— Start EXCERPTED RECORDS —

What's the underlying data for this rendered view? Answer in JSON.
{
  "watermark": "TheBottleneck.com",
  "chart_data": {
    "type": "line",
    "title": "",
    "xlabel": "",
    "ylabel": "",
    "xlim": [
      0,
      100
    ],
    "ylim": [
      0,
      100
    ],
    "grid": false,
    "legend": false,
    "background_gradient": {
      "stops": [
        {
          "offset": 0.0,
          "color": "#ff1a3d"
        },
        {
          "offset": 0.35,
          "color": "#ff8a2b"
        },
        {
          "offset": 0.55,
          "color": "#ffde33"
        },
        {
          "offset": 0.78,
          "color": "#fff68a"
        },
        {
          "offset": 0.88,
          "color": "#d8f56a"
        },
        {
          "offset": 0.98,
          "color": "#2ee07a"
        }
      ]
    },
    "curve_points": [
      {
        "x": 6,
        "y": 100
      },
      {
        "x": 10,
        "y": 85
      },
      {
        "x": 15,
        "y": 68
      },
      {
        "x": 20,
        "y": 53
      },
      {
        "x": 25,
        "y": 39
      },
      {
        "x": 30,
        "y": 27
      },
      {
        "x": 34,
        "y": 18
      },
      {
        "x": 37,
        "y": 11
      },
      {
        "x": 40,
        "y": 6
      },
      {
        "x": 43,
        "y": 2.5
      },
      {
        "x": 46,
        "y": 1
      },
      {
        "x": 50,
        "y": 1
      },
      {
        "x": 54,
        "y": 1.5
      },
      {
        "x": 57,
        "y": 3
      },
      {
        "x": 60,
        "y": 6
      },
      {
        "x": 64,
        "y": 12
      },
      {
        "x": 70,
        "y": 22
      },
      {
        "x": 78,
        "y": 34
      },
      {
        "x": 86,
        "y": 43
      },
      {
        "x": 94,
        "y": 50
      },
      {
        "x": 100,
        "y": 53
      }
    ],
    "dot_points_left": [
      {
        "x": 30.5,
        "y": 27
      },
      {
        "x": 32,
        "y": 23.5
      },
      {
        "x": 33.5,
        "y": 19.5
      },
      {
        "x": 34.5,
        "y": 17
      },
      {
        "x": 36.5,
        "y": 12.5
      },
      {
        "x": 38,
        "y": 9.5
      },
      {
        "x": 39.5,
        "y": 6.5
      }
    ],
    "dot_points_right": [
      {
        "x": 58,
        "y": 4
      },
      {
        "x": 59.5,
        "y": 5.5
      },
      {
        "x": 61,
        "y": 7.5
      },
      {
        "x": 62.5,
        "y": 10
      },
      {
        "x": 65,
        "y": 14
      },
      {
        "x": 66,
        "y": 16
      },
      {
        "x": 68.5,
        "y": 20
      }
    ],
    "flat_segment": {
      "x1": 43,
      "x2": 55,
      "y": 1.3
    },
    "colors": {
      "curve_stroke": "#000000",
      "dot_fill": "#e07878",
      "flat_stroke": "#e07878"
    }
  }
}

— End EXCERPTED RECORDS —

Your task is to quote all of the data word for word.

What's the underlying data for this rendered view? Answer in JSON.
{
  "watermark": "TheBottleneck.com",
  "chart_data": {
    "type": "line",
    "title": "",
    "xlabel": "",
    "ylabel": "",
    "xlim": [
      0,
      100
    ],
    "ylim": [
      0,
      100
    ],
    "grid": false,
    "legend": false,
    "background_gradient": {
      "stops": [
        {
          "offset": 0.0,
          "color": "#ff1a3d"
        },
        {
          "offset": 0.35,
          "color": "#ff8a2b"
        },
        {
          "offset": 0.55,
          "color": "#ffde33"
        },
        {
          "offset": 0.78,
          "color": "#fff68a"
        },
        {
          "offset": 0.88,
          "color": "#d8f56a"
        },
        {
          "offset": 0.98,
          "color": "#2ee07a"
        }
      ]
    },
    "curve_points": [
      {
        "x": 6,
        "y": 100
      },
      {
        "x": 10,
        "y": 85
      },
      {
        "x": 15,
        "y": 68
      },
      {
        "x": 20,
        "y": 53
      },
      {
        "x": 25,
        "y": 39
      },
      {
        "x": 30,
        "y": 27
      },
      {
        "x": 34,
        "y": 18
      },
      {
        "x": 37,
        "y": 11
      },
      {
        "x": 40,
        "y": 6
      },
      {
        "x": 43,
        "y": 2.5
      },
      {
        "x": 46,
        "y": 1
      },
      {
        "x": 50,
        "y": 1
      },
      {
        "x": 54,
        "y": 1.5
      },
      {
        "x": 57,
        "y": 3
      },
      {
        "x": 60,
        "y": 6
      },
      {
        "x": 64,
        "y": 12
      },
      {
        "x": 70,
        "y": 22
      },
      {
        "x": 78,
        "y": 34
      },
      {
        "x": 86,
        "y": 43
      },
      {
        "x": 94,
        "y": 50
      },
      {
        "x": 100,
        "y": 53
      }
    ],
    "dot_points_left": [
      {
        "x": 30.5,
        "y": 27
      },
      {
        "x": 32,
        "y": 23.5
      },
      {
        "x": 33.5,
        "y": 19.5
      },
      {
        "x": 34.5,
        "y": 17
      },
      {
        "x": 36.5,
        "y": 12.5
      },
      {
        "x": 38,
        "y": 9.5
      },
      {
        "x": 39.5,
        "y": 6.5
      }
    ],
    "dot_points_right": [
      {
        "x": 58,
        "y": 4
      },
      {
        "x": 59.5,
        "y": 5.5
      },
      {
        "x": 61,
        "y": 7.5
      },
      {
        "x": 62.5,
        "y": 10
      },
      {
        "x": 65,
        "y": 14
      },
      {
        "x": 66,
        "y": 16
      },
      {
        "x": 68.5,
        "y": 20
      }
    ],
    "flat_segment": {
      "x1": 43,
      "x2": 55,
      "y": 1.3
    },
    "colors": {
      "curve_stroke": "#000000",
      "dot_fill": "#e07878",
      "flat_stroke": "#e07878"
    }
  }
}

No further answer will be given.